Description of the task
Tally the lines in the following entries that include the word "this"; state only the total.

[Figure record extracts]
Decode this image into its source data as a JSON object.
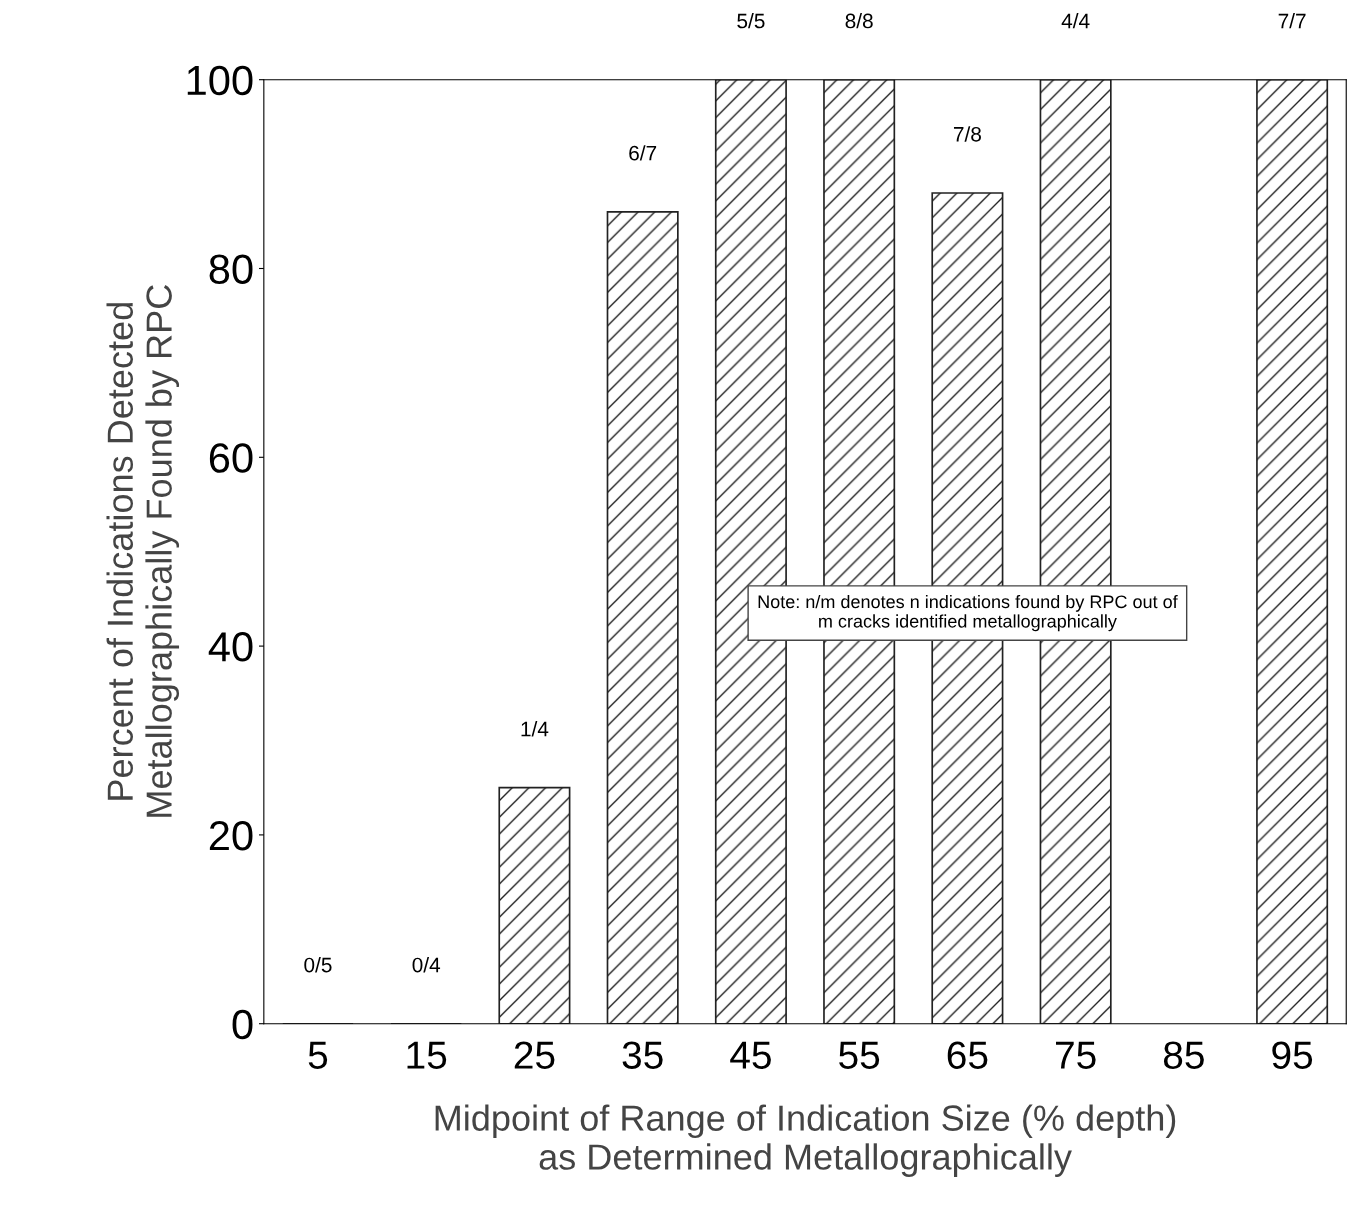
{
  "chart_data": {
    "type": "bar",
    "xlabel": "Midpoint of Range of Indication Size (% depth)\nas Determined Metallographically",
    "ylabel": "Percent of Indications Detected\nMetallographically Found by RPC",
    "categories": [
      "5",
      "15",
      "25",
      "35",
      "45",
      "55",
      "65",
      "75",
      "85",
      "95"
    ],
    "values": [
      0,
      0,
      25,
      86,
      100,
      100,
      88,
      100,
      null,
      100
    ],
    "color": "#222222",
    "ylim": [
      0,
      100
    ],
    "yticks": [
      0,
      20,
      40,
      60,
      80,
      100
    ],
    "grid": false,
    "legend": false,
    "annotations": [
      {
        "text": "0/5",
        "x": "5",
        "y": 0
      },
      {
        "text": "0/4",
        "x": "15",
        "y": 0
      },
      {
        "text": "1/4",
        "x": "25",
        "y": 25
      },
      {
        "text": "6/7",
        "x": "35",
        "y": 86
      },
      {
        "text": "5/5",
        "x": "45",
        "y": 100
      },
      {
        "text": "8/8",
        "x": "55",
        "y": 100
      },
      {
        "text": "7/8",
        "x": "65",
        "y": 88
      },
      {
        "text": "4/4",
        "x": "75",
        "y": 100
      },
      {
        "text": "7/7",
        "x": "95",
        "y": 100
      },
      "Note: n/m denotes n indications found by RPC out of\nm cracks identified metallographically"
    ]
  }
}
* * *
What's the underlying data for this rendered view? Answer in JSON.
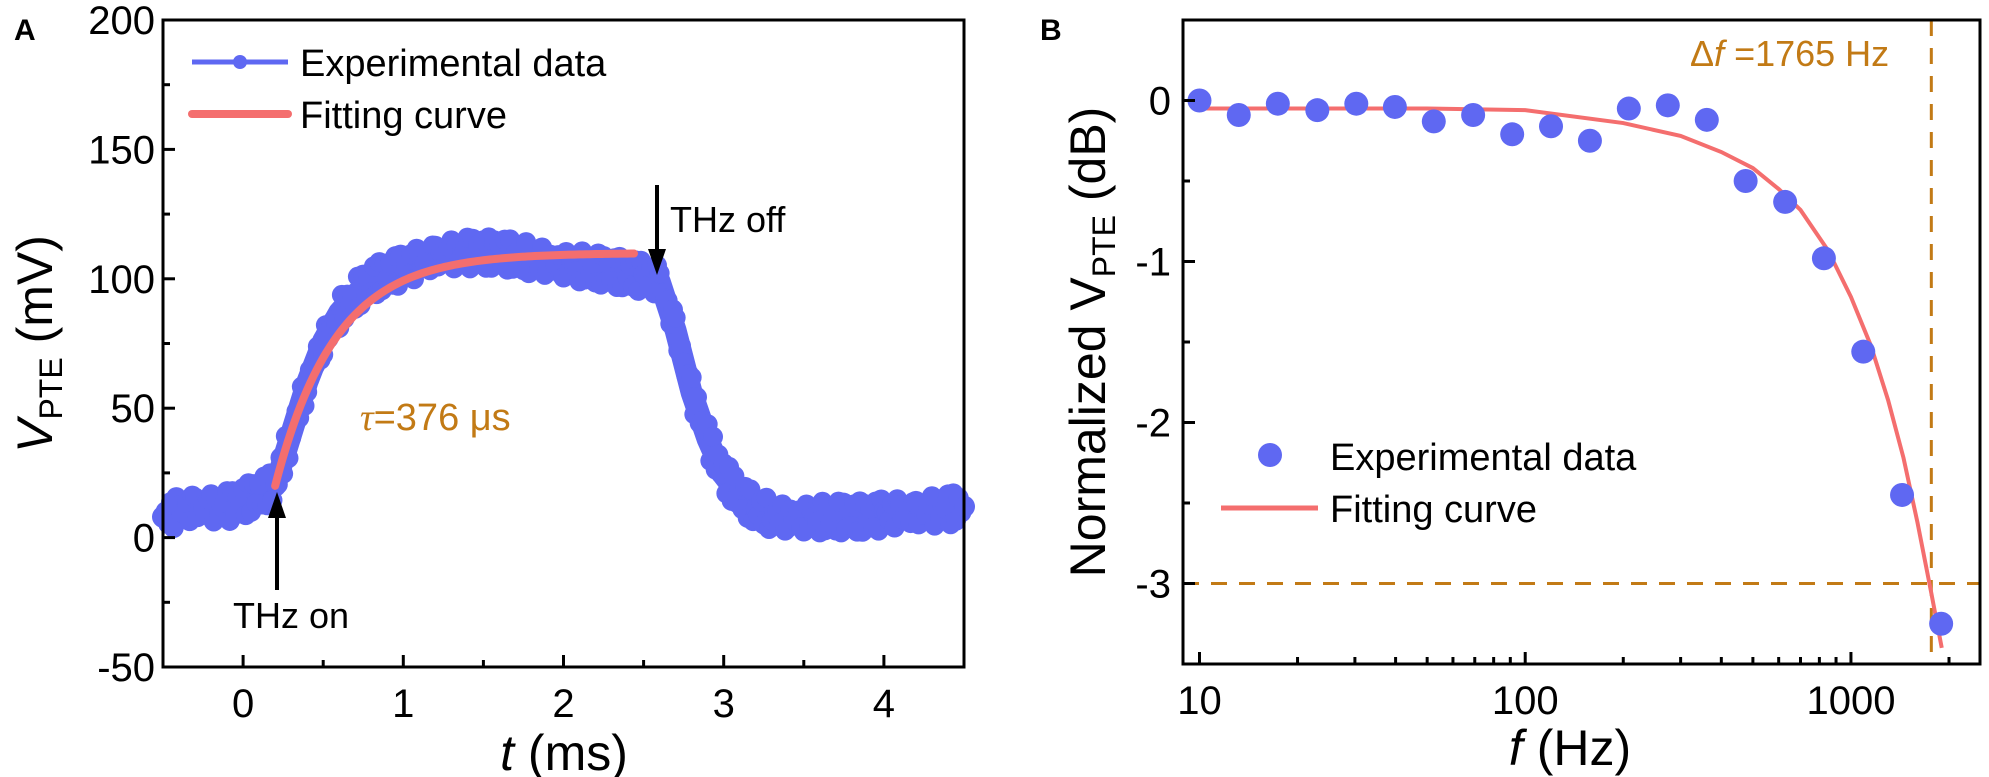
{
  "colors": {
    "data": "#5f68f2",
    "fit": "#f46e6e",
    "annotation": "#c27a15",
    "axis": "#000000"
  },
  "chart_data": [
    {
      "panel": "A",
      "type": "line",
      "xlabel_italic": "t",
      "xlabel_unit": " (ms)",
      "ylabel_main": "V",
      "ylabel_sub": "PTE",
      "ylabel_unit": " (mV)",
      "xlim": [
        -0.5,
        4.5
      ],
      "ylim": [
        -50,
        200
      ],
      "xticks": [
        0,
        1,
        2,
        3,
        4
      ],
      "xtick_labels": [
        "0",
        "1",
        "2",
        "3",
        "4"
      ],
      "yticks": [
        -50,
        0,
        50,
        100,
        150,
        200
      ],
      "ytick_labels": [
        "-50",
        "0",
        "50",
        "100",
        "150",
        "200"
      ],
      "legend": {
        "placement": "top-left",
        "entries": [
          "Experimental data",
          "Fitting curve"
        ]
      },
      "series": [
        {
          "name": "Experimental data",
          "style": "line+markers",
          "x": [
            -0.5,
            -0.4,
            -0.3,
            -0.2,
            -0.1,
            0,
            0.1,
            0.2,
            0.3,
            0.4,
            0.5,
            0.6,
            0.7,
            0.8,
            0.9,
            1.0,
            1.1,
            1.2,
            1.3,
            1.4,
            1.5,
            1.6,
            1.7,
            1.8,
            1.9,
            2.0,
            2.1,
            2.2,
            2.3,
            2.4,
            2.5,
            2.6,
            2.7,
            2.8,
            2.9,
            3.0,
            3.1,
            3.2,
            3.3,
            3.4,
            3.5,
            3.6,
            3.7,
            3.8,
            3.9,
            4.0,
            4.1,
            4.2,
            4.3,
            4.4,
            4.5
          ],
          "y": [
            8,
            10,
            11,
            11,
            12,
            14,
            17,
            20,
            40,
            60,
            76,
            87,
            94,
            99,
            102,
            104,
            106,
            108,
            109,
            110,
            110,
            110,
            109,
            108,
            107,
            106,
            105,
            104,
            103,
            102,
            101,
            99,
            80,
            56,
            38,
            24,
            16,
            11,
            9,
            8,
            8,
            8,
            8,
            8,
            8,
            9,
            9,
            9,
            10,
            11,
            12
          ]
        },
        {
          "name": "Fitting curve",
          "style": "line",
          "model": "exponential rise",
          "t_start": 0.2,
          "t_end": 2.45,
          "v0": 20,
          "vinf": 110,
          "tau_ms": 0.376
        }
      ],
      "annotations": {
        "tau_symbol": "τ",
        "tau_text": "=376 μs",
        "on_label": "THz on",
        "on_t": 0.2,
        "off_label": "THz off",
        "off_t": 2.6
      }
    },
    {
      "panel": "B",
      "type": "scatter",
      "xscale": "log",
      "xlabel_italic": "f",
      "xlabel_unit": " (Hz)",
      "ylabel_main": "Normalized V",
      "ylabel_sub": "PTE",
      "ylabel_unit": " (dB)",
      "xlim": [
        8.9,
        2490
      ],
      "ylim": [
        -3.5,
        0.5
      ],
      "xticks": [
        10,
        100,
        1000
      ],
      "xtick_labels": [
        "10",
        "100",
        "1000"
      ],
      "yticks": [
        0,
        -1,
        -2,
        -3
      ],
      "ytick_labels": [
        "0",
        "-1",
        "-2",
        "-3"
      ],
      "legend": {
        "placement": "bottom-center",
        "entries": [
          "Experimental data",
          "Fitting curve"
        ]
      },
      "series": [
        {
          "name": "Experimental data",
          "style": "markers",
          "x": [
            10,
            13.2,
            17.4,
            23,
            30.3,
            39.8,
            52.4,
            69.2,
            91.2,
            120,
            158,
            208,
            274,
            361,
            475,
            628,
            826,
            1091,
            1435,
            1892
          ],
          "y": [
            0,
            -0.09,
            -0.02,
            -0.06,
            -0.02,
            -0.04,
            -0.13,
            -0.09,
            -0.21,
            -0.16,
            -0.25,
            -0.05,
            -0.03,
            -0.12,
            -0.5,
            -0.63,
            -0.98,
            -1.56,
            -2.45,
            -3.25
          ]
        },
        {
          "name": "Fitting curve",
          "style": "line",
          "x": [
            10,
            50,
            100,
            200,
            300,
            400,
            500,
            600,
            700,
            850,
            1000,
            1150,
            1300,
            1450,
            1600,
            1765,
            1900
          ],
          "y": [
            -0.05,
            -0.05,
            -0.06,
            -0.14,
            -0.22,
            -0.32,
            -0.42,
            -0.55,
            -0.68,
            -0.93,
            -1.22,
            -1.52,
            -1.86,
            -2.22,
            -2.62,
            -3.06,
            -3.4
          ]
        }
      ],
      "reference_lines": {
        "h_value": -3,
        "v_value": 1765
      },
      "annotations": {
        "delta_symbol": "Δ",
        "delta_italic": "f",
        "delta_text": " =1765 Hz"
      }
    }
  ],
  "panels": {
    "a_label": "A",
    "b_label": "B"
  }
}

Response
2